(Data extracts Opens)

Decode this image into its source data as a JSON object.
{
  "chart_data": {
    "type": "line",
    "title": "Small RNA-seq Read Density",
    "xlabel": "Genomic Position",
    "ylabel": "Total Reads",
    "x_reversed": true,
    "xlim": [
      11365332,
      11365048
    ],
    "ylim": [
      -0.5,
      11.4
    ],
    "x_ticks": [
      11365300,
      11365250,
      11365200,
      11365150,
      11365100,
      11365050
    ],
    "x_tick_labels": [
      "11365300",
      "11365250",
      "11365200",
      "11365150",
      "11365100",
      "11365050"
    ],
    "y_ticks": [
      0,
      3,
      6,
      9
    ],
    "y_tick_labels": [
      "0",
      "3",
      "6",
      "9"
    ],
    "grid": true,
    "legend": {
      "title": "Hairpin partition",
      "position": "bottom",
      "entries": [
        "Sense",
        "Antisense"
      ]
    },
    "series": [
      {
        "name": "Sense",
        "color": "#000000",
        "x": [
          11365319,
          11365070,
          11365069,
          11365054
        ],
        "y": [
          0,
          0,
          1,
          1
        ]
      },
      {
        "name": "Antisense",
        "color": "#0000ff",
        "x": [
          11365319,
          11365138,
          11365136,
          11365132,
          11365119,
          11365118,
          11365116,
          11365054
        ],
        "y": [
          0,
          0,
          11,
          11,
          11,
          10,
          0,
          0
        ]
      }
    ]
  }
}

(Data extracts Closes)
(Data extracts Opens)

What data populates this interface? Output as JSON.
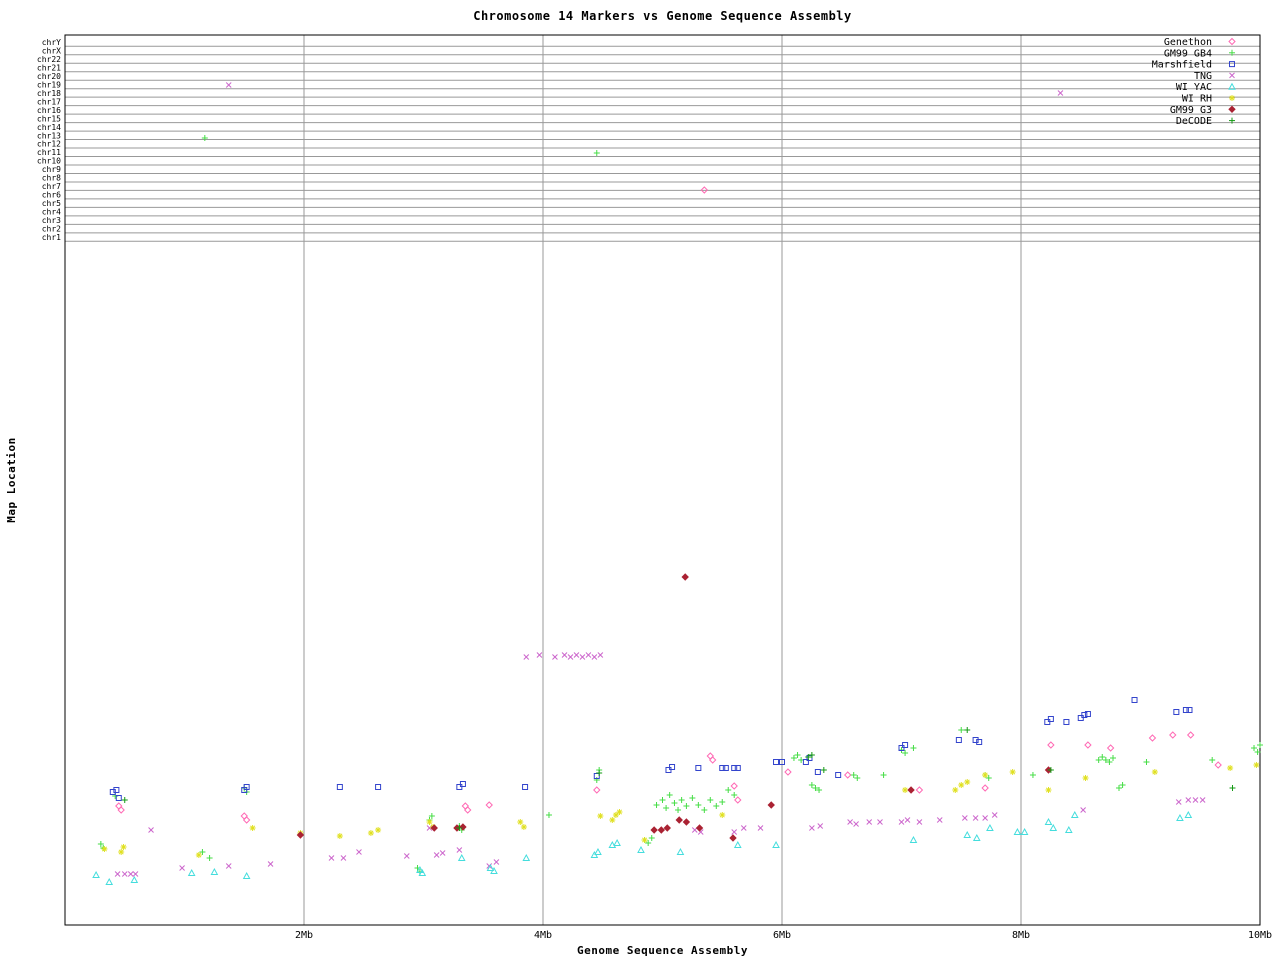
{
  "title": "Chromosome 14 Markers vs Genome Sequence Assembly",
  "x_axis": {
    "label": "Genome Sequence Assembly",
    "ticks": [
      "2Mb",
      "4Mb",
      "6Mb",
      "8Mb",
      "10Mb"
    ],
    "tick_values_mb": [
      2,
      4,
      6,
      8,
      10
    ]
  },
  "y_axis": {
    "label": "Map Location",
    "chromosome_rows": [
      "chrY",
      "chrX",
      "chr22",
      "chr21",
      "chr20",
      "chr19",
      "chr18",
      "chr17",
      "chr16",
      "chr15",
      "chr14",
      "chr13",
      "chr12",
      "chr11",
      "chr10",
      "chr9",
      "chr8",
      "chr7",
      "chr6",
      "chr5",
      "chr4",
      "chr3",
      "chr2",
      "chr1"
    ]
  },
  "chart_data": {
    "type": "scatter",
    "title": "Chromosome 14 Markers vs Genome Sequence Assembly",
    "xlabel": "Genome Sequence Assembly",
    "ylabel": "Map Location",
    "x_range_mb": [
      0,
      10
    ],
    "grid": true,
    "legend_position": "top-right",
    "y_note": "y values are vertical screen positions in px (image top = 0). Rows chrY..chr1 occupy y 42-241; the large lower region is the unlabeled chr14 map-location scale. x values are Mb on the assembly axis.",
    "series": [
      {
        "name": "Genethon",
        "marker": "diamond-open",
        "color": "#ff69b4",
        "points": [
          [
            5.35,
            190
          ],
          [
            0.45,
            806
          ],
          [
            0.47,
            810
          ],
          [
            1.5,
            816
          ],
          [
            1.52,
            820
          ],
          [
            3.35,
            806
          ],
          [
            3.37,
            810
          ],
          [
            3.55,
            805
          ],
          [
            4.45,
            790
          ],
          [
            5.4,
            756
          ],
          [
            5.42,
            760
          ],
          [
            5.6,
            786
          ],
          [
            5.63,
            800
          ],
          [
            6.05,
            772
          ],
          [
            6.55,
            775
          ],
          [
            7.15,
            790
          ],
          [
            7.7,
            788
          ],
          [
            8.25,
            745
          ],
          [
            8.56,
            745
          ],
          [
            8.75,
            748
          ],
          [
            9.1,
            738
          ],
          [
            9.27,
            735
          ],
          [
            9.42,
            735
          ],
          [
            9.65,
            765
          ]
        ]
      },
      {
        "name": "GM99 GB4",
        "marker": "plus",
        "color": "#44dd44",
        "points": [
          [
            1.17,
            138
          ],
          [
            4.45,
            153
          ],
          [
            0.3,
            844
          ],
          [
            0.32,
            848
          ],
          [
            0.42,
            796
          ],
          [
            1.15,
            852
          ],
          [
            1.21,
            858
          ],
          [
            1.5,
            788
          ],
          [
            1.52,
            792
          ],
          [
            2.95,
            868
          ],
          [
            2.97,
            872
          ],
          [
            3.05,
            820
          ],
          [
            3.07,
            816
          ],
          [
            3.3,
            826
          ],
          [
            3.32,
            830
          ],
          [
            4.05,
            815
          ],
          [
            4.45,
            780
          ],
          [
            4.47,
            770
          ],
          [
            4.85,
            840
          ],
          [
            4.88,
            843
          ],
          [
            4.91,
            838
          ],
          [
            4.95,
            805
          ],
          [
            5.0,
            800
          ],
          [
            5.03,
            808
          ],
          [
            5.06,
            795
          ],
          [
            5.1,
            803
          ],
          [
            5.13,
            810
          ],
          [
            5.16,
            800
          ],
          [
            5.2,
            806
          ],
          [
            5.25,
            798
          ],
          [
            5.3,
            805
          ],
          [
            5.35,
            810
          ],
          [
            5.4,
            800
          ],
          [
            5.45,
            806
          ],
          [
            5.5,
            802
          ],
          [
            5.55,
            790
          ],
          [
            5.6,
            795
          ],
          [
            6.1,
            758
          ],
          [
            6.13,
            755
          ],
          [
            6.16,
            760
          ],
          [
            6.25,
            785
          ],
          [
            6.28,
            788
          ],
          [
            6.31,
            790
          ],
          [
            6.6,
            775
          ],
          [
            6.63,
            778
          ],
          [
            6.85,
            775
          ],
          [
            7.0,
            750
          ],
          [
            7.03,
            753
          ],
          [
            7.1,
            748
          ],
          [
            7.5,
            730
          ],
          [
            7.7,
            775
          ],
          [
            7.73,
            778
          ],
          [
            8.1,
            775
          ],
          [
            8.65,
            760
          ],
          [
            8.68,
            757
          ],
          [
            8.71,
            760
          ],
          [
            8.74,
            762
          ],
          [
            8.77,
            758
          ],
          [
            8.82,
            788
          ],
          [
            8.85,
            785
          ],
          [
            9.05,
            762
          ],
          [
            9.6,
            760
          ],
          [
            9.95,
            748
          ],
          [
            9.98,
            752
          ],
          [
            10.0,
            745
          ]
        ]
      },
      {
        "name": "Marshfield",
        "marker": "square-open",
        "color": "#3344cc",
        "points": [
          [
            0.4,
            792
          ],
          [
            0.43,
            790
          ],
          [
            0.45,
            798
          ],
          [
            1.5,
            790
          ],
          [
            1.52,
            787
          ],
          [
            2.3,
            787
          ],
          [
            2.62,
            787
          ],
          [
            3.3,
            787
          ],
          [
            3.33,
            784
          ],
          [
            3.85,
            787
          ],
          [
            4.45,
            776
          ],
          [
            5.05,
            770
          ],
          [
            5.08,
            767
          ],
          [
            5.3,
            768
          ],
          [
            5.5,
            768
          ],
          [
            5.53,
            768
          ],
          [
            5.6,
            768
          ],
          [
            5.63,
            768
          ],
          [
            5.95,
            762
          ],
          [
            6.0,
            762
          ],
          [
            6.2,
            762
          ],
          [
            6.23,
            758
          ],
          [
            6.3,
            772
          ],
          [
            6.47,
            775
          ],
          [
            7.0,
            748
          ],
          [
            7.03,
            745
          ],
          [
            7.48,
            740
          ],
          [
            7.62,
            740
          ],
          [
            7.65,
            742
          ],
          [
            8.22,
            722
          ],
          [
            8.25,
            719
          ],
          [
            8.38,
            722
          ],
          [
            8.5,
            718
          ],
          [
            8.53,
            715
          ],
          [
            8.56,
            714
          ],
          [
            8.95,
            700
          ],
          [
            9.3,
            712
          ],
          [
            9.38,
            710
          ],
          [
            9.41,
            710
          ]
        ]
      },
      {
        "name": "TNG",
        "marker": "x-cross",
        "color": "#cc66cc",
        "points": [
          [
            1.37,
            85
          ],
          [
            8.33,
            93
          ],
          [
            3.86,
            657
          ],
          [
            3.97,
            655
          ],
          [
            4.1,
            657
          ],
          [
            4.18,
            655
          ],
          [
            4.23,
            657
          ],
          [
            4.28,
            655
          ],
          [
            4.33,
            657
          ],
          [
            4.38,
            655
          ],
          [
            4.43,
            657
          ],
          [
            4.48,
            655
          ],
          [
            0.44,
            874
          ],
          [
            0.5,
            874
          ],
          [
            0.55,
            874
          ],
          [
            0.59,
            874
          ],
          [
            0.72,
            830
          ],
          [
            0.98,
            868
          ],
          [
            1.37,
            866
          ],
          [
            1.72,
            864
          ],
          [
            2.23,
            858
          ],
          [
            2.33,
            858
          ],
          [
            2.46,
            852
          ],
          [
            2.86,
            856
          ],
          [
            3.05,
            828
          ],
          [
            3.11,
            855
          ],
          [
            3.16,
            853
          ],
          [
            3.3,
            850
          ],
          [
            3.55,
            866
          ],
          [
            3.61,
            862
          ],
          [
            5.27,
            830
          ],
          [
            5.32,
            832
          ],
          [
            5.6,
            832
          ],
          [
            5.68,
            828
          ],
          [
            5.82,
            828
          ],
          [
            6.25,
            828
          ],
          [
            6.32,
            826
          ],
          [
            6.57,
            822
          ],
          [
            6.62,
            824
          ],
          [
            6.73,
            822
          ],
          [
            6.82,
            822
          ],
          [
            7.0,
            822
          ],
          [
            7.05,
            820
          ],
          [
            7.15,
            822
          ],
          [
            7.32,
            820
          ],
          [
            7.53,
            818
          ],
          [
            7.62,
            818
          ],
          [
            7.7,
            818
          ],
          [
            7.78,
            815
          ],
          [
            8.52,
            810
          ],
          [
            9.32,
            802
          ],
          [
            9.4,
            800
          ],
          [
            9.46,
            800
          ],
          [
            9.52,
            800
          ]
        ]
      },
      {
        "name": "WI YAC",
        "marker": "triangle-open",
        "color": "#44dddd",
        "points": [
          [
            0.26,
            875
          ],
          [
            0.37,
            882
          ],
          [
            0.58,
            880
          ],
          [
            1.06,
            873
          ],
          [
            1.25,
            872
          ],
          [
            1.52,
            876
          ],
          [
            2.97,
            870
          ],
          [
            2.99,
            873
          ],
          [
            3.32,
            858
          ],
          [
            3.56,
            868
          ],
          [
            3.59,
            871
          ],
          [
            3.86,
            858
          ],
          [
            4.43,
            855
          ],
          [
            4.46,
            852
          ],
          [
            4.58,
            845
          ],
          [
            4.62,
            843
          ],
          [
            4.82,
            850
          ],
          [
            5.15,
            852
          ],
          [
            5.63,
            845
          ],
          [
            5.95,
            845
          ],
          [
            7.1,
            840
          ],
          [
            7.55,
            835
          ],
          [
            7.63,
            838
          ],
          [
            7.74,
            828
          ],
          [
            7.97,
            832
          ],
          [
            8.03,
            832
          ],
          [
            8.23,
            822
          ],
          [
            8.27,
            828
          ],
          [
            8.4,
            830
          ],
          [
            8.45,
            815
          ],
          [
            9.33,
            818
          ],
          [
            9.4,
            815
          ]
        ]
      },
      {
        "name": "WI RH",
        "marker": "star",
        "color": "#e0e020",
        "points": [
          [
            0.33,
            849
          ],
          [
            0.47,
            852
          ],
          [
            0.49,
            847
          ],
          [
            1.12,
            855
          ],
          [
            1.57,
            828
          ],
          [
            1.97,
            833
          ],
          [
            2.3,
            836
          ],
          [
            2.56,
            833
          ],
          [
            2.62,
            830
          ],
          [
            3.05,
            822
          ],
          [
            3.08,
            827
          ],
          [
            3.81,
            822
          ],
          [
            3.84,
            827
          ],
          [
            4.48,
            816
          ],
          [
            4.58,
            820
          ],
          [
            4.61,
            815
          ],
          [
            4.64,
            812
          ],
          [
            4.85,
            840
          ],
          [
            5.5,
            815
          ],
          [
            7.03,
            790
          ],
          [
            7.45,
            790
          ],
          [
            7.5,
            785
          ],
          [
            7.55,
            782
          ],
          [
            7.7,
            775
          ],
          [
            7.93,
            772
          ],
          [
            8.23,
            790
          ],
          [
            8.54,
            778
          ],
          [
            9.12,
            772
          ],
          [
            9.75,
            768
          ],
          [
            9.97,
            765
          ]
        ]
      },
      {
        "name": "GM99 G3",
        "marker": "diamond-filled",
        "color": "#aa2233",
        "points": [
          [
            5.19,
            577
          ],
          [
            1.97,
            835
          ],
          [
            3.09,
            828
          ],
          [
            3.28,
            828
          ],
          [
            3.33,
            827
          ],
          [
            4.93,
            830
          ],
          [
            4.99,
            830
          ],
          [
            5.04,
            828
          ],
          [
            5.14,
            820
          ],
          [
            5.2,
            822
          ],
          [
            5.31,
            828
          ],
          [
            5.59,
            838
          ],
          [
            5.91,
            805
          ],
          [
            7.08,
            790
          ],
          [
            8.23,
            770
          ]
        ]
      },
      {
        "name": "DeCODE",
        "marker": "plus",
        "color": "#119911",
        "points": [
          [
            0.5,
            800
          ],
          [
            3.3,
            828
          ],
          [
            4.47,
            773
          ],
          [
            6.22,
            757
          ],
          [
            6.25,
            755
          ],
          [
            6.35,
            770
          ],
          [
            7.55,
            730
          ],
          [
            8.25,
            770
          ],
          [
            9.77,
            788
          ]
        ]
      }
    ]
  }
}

(Data extracts Closes)

About this exercise
Count how many lines in the listing above hold "diamond". Supply only that number.

Solved exercise
2